Quote every entry word for word.

EXTRACTED MATERIAL
• • • •
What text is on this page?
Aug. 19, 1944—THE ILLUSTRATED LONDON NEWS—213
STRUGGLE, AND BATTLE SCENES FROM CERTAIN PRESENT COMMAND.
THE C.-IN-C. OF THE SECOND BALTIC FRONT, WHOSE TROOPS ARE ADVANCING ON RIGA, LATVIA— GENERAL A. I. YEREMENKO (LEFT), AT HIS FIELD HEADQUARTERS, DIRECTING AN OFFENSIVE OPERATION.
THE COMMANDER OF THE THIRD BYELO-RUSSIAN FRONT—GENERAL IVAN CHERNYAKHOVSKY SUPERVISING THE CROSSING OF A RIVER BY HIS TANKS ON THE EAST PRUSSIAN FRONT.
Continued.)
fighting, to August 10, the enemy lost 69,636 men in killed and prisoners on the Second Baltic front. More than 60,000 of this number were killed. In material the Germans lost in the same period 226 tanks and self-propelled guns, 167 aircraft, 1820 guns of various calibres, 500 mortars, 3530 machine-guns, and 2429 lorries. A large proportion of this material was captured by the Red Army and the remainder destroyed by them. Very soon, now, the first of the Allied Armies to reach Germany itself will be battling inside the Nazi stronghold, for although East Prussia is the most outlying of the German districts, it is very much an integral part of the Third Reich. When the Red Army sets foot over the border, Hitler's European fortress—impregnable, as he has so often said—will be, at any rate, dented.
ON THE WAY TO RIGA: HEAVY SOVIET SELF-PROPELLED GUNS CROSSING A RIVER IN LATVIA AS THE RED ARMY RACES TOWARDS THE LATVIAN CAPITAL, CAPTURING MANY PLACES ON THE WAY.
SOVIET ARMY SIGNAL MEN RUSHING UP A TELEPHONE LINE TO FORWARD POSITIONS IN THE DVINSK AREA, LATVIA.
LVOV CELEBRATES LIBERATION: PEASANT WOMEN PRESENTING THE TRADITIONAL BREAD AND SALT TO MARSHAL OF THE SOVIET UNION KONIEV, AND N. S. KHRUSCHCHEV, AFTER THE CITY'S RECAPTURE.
• • • •
OUTPUT FOR THIS EXERCISE
What text is on this page?
Aug. 19, 1944—THE ILLUSTRATED LONDON NEWS—213
STRUGGLE, AND BATTLE SCENES FROM CERTAIN PRESENT COMMAND.
THE C.-IN-C. OF THE SECOND BALTIC FRONT, WHOSE TROOPS ARE ADVANCING ON RIGA, LATVIA— GENERAL A. I. YEREMENKO (LEFT), AT HIS FIELD HEADQUARTERS, DIRECTING AN OFFENSIVE OPERATION.
THE COMMANDER OF THE THIRD BYELO-RUSSIAN FRONT—GENERAL IVAN CHERNYAKHOVSKY SUPERVISING THE CROSSING OF A RIVER BY HIS TANKS ON THE EAST PRUSSIAN FRONT.
Continued.)
fighting, to August 10, the enemy lost 69,636 men in killed and prisoners on the Second Baltic front. More than 60,000 of this number were killed. In material the Germans lost in the same period 226 tanks and self-propelled guns, 167 aircraft, 1820 guns of various calibres, 500 mortars, 3530 machine-guns, and 2429 lorries. A large proportion of this material was captured by the Red Army and the remainder destroyed by them. Very soon, now, the first of the Allied Armies to reach Germany itself will be battling inside the Nazi stronghold, for although East Prussia is the most outlying of the German districts, it is very much an integral part of the Third Reich. When the Red Army sets foot over the border, Hitler's European fortress—impregnable, as he has so often said—will be, at any rate, dented.
ON THE WAY TO RIGA: HEAVY SOVIET SELF-PROPELLED GUNS CROSSING A RIVER IN LATVIA AS THE RED ARMY RACES TOWARDS THE LATVIAN CAPITAL, CAPTURING MANY PLACES ON THE WAY.
SOVIET ARMY SIGNAL MEN RUSHING UP A TELEPHONE LINE TO FORWARD POSITIONS IN THE DVINSK AREA, LATVIA.
LVOV CELEBRATES LIBERATION: PEASANT WOMEN PRESENTING THE TRADITIONAL BREAD AND SALT TO MARSHAL OF THE SOVIET UNION KONIEV, AND N. S. KHRUSCHCHEV, AFTER THE CITY'S RECAPTURE.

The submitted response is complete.